## Page
[Start]
- Theatrical release poster
- Directed by: John Brahm
- Screenplay by: Lillie Hayward Michel Jacoby
- Based on: The Undying Monster by Jessie Douglas Kerruish
- Produced by: Bryan Foy
- Starring: James Ellison Heather Angel John Howard
- Cinematography: Lucien Ballard
- Edited by: Harry Reynolds
- Music by: David Raksin
- Distributed by: Twentieth Century-Fox
- Release date: November 27, 1942;
- Running time: 63 minutes
- Country: United States
- Language: English

= The Undying Monster =

1942 American mystery horror film by John Brahm

The Undying Monster, also known as The Hammond Mystery, is a 1942 American mystery horror film directed by John Brahm and written by Lillie Hayward and Michel Jacoby, based on Jessie Douglas Kerruish's 1922 novel of the same name. The film stars James Ellison, Heather Angel and John Howard, and focuses on a series of mysterious deaths within the wealthy Hammond family.
[End]
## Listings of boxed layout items
[Start]
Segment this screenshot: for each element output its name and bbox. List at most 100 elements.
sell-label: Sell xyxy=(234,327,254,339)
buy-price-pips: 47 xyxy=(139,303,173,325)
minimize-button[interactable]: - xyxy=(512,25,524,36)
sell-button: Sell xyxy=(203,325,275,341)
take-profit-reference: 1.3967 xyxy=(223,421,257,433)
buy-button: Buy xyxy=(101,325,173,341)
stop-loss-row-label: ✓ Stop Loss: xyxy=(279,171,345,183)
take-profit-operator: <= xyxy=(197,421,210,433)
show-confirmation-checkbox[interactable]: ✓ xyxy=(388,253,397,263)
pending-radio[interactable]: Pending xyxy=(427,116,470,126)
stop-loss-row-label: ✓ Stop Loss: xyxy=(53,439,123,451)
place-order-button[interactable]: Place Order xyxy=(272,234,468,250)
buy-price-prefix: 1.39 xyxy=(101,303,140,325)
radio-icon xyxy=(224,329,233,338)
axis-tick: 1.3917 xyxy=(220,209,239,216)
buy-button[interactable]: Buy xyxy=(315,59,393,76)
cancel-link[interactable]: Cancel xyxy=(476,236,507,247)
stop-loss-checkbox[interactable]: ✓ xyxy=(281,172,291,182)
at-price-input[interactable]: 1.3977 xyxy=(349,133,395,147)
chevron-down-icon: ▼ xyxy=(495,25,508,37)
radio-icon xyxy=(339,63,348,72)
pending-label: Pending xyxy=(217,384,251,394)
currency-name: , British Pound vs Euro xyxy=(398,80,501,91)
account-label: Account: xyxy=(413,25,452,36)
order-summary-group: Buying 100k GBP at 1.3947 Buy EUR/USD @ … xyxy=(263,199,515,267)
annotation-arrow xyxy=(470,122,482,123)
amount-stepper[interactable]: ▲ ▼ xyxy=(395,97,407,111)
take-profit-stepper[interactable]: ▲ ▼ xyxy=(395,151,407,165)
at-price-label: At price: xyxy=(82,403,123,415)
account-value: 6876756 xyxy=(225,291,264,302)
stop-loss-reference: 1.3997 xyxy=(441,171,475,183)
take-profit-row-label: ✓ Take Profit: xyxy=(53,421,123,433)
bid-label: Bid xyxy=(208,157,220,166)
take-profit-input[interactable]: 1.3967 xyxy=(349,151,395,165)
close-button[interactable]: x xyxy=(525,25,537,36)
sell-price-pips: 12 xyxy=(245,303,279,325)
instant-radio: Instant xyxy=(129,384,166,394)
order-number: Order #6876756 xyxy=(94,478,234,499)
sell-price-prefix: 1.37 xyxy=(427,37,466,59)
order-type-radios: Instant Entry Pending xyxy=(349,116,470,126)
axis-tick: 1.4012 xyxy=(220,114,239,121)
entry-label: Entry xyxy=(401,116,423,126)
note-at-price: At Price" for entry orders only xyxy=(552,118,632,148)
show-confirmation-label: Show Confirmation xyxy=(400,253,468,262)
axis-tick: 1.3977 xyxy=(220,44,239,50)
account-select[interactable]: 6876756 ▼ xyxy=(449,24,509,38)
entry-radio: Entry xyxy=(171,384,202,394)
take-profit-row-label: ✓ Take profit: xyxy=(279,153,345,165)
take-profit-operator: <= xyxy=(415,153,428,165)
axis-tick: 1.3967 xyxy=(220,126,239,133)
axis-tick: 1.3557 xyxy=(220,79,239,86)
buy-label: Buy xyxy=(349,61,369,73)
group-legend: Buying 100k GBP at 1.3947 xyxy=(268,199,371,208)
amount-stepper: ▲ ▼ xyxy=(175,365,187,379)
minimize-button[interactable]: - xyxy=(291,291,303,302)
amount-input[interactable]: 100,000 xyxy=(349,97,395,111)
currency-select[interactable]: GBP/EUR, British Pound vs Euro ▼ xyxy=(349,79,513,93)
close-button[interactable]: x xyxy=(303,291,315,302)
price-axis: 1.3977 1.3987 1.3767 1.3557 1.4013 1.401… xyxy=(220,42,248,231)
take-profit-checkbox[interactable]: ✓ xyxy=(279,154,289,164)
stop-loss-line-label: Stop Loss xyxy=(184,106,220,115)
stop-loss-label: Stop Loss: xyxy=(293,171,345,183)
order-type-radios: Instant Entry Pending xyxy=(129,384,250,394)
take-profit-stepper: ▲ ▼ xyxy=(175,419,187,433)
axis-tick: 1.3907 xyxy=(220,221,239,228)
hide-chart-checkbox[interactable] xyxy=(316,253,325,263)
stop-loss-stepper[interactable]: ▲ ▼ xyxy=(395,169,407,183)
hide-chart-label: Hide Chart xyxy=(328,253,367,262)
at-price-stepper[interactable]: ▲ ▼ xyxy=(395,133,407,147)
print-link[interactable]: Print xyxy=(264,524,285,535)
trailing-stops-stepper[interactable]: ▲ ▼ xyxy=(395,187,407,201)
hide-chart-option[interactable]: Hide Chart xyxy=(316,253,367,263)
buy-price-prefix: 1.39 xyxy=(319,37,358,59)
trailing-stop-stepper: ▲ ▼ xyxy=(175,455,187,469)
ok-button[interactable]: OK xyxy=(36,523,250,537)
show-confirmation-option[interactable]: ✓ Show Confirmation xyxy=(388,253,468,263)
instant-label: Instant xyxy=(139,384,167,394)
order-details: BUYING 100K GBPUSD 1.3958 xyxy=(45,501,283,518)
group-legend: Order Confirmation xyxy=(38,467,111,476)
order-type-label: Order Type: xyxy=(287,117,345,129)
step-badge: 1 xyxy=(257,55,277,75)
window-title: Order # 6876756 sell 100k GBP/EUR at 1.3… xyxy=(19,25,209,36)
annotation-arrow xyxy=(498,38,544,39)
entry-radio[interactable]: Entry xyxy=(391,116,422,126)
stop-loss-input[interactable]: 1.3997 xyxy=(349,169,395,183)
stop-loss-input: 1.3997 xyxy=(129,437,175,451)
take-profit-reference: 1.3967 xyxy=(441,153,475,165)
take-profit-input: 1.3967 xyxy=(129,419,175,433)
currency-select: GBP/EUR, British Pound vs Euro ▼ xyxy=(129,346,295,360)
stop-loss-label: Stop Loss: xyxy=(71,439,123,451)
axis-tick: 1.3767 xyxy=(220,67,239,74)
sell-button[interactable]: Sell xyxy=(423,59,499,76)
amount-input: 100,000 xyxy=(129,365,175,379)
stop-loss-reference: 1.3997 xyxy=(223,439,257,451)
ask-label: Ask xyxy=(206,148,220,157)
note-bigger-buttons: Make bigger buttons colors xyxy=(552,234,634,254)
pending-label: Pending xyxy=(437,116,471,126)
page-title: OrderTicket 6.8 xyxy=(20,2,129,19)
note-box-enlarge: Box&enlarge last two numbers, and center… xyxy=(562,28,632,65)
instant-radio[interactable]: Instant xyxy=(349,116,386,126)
[End]
Rewrite the film entry for The Undying Monster, starting at "1942 American mystery horror film by" and ending at "wealthy Hammond family.", with "prosperous" in place of "wealthy".

1942 American mystery horror film by John Brahm

The Undying Monster, also known as The Hammond Mystery, is a 1942 American mystery horror film directed by John Brahm and written by Lillie Hayward and Michel Jacoby, based on Jessie Douglas Kerruish's 1922 novel of the same name. The film stars James Ellison, Heather Angel and John Howard, and focuses on a series of mysterious deaths within the prosperous Hammond family.